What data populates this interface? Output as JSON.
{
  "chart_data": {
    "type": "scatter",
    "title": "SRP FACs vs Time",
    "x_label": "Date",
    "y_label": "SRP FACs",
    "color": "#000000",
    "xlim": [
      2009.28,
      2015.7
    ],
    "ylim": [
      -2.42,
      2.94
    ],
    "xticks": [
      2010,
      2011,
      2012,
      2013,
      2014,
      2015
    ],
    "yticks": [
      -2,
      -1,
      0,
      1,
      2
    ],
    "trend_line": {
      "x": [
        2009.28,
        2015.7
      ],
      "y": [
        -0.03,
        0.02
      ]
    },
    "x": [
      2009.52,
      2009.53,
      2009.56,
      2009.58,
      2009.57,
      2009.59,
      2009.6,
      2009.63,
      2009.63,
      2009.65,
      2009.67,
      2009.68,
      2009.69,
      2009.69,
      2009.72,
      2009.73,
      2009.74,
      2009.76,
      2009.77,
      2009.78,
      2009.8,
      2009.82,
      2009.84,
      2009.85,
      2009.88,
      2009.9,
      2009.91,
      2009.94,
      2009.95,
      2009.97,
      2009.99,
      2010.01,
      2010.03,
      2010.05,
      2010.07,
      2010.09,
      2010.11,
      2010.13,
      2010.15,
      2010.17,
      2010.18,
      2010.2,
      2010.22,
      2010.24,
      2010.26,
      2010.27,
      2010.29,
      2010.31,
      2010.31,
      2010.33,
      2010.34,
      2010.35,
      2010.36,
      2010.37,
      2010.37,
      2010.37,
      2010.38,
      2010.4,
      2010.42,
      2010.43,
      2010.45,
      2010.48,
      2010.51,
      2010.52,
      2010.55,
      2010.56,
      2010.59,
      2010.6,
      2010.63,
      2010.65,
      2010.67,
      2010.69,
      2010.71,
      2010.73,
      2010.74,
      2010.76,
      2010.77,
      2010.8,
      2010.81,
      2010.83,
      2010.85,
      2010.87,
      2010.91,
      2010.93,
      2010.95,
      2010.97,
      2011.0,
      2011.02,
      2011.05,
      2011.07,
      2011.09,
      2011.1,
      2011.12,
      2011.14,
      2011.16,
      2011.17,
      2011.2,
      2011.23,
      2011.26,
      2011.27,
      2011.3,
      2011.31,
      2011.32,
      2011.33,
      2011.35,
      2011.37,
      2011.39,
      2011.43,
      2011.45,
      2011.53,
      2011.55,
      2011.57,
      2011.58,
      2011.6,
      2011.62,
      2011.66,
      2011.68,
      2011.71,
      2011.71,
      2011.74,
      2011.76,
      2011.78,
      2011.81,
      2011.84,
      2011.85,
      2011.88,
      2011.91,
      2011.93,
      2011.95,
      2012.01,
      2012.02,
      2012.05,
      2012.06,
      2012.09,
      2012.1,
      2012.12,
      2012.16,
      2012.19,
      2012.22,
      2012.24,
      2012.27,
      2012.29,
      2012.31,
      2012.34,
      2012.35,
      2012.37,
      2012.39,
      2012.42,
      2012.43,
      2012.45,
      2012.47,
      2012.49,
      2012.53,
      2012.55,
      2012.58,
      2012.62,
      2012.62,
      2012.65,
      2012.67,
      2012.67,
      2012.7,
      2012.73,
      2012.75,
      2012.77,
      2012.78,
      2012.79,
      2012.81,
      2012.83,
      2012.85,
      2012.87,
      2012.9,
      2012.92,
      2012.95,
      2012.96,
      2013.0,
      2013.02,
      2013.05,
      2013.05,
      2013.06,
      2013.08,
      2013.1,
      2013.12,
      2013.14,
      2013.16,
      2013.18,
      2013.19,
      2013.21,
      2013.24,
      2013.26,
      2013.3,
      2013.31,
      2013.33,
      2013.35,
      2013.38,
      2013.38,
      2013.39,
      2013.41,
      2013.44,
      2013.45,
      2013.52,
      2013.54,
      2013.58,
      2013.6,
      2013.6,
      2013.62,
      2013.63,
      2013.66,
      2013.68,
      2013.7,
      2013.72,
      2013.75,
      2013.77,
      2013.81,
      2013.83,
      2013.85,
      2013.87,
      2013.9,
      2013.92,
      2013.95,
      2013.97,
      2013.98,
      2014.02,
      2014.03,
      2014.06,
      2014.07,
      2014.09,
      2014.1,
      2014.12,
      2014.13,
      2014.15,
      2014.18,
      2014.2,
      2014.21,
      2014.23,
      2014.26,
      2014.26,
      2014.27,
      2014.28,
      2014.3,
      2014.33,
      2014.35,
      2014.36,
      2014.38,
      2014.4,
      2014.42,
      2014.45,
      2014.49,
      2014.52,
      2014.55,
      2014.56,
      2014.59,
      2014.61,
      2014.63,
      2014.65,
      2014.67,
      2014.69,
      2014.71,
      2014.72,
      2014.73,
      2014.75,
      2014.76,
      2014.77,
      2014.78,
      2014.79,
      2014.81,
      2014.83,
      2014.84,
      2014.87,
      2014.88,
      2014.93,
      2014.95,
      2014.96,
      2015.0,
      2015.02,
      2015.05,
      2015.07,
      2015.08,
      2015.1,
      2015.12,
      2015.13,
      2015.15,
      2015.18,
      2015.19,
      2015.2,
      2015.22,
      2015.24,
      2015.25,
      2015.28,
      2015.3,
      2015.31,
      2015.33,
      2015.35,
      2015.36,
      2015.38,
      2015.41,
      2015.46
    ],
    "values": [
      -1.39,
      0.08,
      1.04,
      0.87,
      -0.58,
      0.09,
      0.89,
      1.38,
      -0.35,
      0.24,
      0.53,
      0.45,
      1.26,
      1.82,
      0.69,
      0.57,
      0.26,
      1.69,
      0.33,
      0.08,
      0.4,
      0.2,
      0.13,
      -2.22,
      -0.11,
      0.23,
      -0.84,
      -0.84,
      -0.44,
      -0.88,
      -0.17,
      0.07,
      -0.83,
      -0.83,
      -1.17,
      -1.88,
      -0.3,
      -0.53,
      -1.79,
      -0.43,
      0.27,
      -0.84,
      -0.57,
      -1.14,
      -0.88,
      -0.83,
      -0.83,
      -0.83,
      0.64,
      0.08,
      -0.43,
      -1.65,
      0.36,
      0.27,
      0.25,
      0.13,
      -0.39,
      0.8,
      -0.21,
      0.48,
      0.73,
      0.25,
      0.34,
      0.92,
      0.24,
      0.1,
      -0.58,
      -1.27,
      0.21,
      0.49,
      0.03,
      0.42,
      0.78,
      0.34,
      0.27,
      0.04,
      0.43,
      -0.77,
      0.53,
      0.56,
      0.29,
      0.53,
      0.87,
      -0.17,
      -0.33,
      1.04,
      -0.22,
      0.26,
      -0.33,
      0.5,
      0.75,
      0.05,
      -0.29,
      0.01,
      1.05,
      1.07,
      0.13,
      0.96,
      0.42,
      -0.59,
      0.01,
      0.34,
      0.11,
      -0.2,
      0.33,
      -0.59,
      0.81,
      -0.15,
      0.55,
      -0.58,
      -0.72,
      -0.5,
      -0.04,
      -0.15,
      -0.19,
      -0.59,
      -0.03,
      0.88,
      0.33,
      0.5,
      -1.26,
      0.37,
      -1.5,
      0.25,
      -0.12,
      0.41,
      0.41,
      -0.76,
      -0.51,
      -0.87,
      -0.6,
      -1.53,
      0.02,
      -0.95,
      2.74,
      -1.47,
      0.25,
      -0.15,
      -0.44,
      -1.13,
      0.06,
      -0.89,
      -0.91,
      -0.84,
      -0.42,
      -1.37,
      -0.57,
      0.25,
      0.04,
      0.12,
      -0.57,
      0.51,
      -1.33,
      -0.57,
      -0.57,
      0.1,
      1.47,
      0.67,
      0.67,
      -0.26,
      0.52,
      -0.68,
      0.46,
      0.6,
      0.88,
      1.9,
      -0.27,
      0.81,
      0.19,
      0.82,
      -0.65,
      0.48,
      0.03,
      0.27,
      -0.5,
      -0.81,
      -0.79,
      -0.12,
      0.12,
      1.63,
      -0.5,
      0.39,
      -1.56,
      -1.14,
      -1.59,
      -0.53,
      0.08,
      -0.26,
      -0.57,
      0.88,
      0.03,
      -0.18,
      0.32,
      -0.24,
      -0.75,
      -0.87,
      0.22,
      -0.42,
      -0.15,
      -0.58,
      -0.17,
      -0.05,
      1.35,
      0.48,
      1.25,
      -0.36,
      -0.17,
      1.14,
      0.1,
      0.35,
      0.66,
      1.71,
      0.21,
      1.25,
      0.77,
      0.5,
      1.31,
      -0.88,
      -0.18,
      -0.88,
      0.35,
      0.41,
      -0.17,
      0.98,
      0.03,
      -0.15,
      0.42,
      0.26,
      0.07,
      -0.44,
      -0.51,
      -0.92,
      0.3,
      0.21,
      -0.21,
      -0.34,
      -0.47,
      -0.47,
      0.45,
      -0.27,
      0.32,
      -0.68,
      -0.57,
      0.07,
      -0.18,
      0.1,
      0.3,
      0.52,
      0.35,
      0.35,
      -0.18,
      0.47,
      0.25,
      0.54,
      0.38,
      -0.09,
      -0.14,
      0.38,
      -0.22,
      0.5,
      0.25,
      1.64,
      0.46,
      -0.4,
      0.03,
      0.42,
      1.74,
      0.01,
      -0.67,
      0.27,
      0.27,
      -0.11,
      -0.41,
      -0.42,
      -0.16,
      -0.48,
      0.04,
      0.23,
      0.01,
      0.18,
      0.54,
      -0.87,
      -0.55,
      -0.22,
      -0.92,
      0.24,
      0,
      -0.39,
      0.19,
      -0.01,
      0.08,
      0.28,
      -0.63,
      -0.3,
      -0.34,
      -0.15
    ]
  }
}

——————————

▶ [REQUIREMENTS]: In the data above, count the lines where the word "FACs" appears; reply with the number only.

▶ [RESPONSE TO THE EXERCISE]: 2